(Data entries)
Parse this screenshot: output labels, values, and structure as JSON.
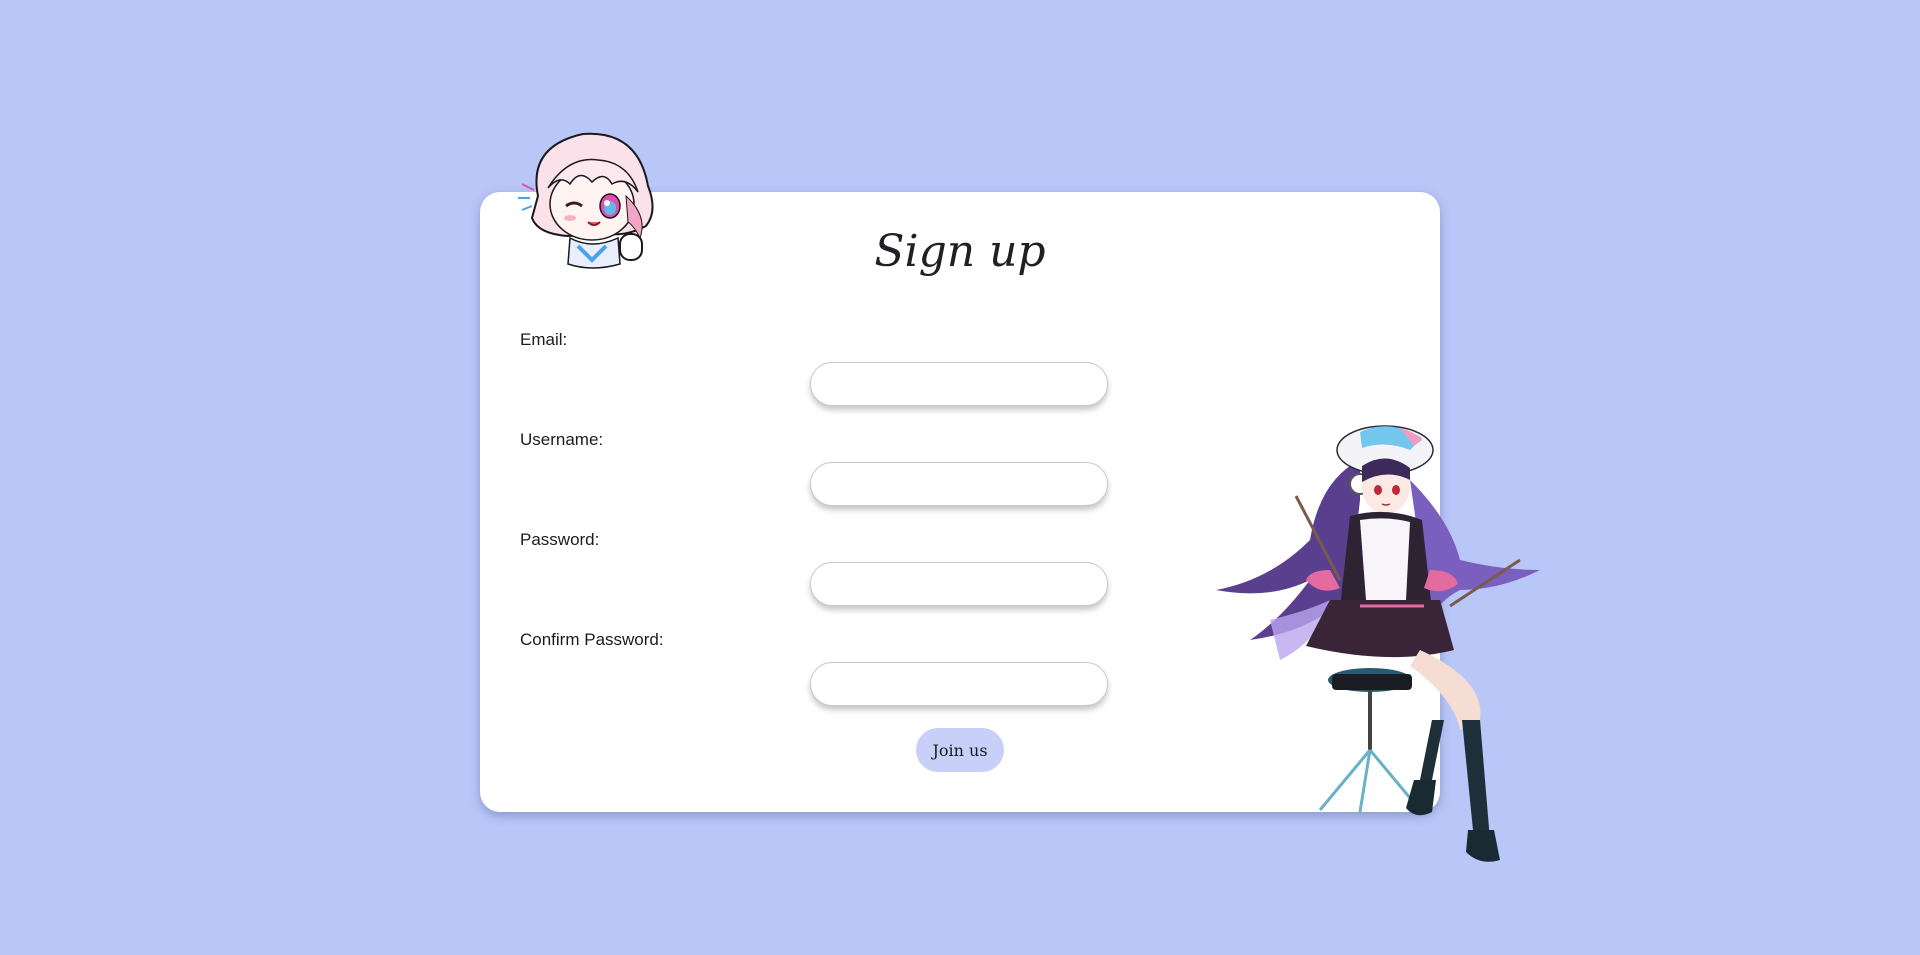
{
  "form": {
    "title": "Sign up",
    "fields": [
      {
        "label": "Email:",
        "value": "",
        "placeholder": ""
      },
      {
        "label": "Username:",
        "value": "",
        "placeholder": ""
      },
      {
        "label": "Password:",
        "value": "",
        "placeholder": ""
      },
      {
        "label": "Confirm Password:",
        "value": "",
        "placeholder": ""
      }
    ],
    "submit_label": "Join us"
  },
  "colors": {
    "background": "#b8c6f8",
    "card": "#ffffff",
    "button": "#c8d0f9"
  },
  "decorations": {
    "top_left": "chibi-pink-hair-character-illustration",
    "bottom_right": "drummer-girl-character-illustration"
  }
}
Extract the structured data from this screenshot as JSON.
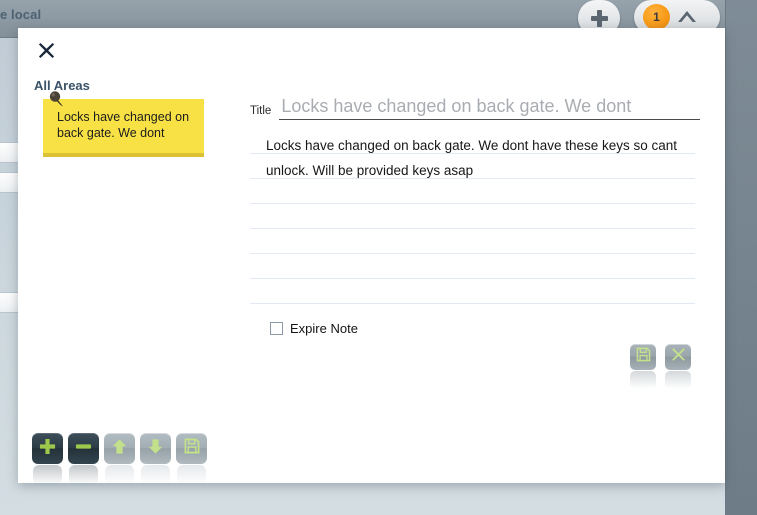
{
  "background": {
    "topbar_title": "e local",
    "add_button_label": "+",
    "notification_count": "1",
    "collapse_icon": "chevron-up-icon"
  },
  "modal": {
    "close_icon": "close-icon",
    "areas": {
      "heading": "All Areas",
      "notes": [
        {
          "pin_icon": "pushpin-icon",
          "text": "Locks have changed on back gate. We dont",
          "color": "#f8e145"
        }
      ]
    },
    "editor": {
      "title_label": "Title",
      "title_value": "Locks have changed on back gate. We dont",
      "title_placeholder": "Title",
      "body_value": "Locks have changed on back gate. We dont have these keys so cant unlock. Will be provided keys asap",
      "body_placeholder": "",
      "expire_label": "Expire Note",
      "expire_checked": false,
      "save_icon": "save-floppy-icon",
      "cancel_icon": "cancel-x-icon"
    },
    "toolbar": {
      "buttons": [
        {
          "name": "add-note-button",
          "icon": "plus-icon",
          "style": "dark"
        },
        {
          "name": "remove-note-button",
          "icon": "minus-icon",
          "style": "dark"
        },
        {
          "name": "move-up-button",
          "icon": "arrow-up-icon",
          "style": "light"
        },
        {
          "name": "move-down-button",
          "icon": "arrow-down-icon",
          "style": "light"
        },
        {
          "name": "save-button",
          "icon": "save-floppy-icon",
          "style": "light"
        }
      ]
    }
  },
  "colors": {
    "note_yellow": "#f8e145",
    "note_yellow_edge": "#ddc135",
    "badge_orange": "#f79a18",
    "heading_blue": "#3b5368",
    "icon_green": "#b5d46a",
    "toolbar_dark": "#2d3c46",
    "toolbar_light": "#a2adb4"
  }
}
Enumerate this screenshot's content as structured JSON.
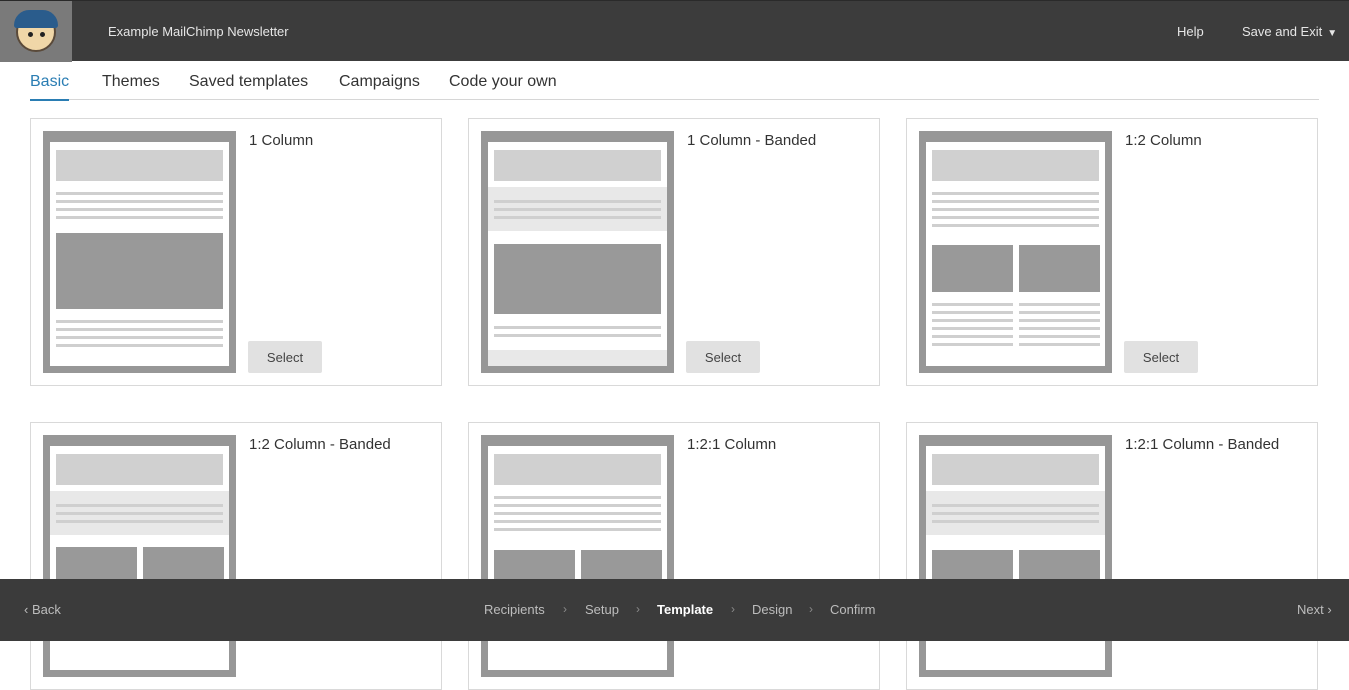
{
  "header": {
    "logo_icon": "mailchimp-logo-icon",
    "title": "Example MailChimp Newsletter",
    "help": "Help",
    "save_exit": "Save and Exit"
  },
  "tabs": [
    {
      "label": "Basic",
      "active": true
    },
    {
      "label": "Themes"
    },
    {
      "label": "Saved templates"
    },
    {
      "label": "Campaigns"
    },
    {
      "label": "Code your own"
    }
  ],
  "templates": [
    {
      "name": "1 Column",
      "button": "Select"
    },
    {
      "name": "1 Column - Banded",
      "button": "Select"
    },
    {
      "name": "1:2 Column",
      "button": "Select"
    },
    {
      "name": "1:2 Column - Banded"
    },
    {
      "name": "1:2:1 Column"
    },
    {
      "name": "1:2:1 Column - Banded"
    }
  ],
  "footer": {
    "back": "Back",
    "steps": [
      "Recipients",
      "Setup",
      "Template",
      "Design",
      "Confirm"
    ],
    "current_step": "Template",
    "next": "Next"
  },
  "colors": {
    "topbar": "#3c3c3c",
    "accent": "#2a7db3",
    "bottombar": "#3b3b3b"
  }
}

=== Problem description ===
All records must be output exactly as they are, except for the pictures, which are left out.

=== Result of the task ===
Parse this screenshot: output labels, values, and structure as JSON.
{
  "form": {
    "title": "Sign up",
    "fields": [
      {
        "label": "Email:",
        "value": "",
        "placeholder": ""
      },
      {
        "label": "Username:",
        "value": "",
        "placeholder": ""
      },
      {
        "label": "Password:",
        "value": "",
        "placeholder": ""
      },
      {
        "label": "Confirm Password:",
        "value": "",
        "placeholder": ""
      }
    ],
    "submit_label": "Join us"
  },
  "colors": {
    "background": "#b8c6f8",
    "card": "#ffffff",
    "button": "#c8d0f9"
  },
  "decorations": {
    "top_left": "chibi-pink-hair-character-illustration",
    "bottom_right": "drummer-girl-character-illustration"
  }
}
Extract the structured data from this screenshot as JSON.
{
  "background": {
    "topbar_title": "e local",
    "add_button_label": "+",
    "notification_count": "1",
    "collapse_icon": "chevron-up-icon"
  },
  "modal": {
    "close_icon": "close-icon",
    "areas": {
      "heading": "All Areas",
      "notes": [
        {
          "pin_icon": "pushpin-icon",
          "text": "Locks have changed on back gate. We dont",
          "color": "#f8e145"
        }
      ]
    },
    "editor": {
      "title_label": "Title",
      "title_value": "Locks have changed on back gate. We dont",
      "title_placeholder": "Title",
      "body_value": "Locks have changed on back gate. We dont have these keys so cant unlock. Will be provided keys asap",
      "body_placeholder": "",
      "expire_label": "Expire Note",
      "expire_checked": false,
      "save_icon": "save-floppy-icon",
      "cancel_icon": "cancel-x-icon"
    },
    "toolbar": {
      "buttons": [
        {
          "name": "add-note-button",
          "icon": "plus-icon",
          "style": "dark"
        },
        {
          "name": "remove-note-button",
          "icon": "minus-icon",
          "style": "dark"
        },
        {
          "name": "move-up-button",
          "icon": "arrow-up-icon",
          "style": "light"
        },
        {
          "name": "move-down-button",
          "icon": "arrow-down-icon",
          "style": "light"
        },
        {
          "name": "save-button",
          "icon": "save-floppy-icon",
          "style": "light"
        }
      ]
    }
  },
  "colors": {
    "note_yellow": "#f8e145",
    "note_yellow_edge": "#ddc135",
    "badge_orange": "#f79a18",
    "heading_blue": "#3b5368",
    "icon_green": "#b5d46a",
    "toolbar_dark": "#2d3c46",
    "toolbar_light": "#a2adb4"
  }
}
Enumerate this screenshot's content as structured JSON.
{
  "header": {
    "logo_icon": "mailchimp-logo-icon",
    "title": "Example MailChimp Newsletter",
    "help": "Help",
    "save_exit": "Save and Exit"
  },
  "tabs": [
    {
      "label": "Basic",
      "active": true
    },
    {
      "label": "Themes"
    },
    {
      "label": "Saved templates"
    },
    {
      "label": "Campaigns"
    },
    {
      "label": "Code your own"
    }
  ],
  "templates": [
    {
      "name": "1 Column",
      "button": "Select"
    },
    {
      "name": "1 Column - Banded",
      "button": "Select"
    },
    {
      "name": "1:2 Column",
      "button": "Select"
    },
    {
      "name": "1:2 Column - Banded"
    },
    {
      "name": "1:2:1 Column"
    },
    {
      "name": "1:2:1 Column - Banded"
    }
  ],
  "footer": {
    "back": "Back",
    "steps": [
      "Recipients",
      "Setup",
      "Template",
      "Design",
      "Confirm"
    ],
    "current_step": "Template",
    "next": "Next"
  },
  "colors": {
    "topbar": "#3c3c3c",
    "accent": "#2a7db3",
    "bottombar": "#3b3b3b"
  }
}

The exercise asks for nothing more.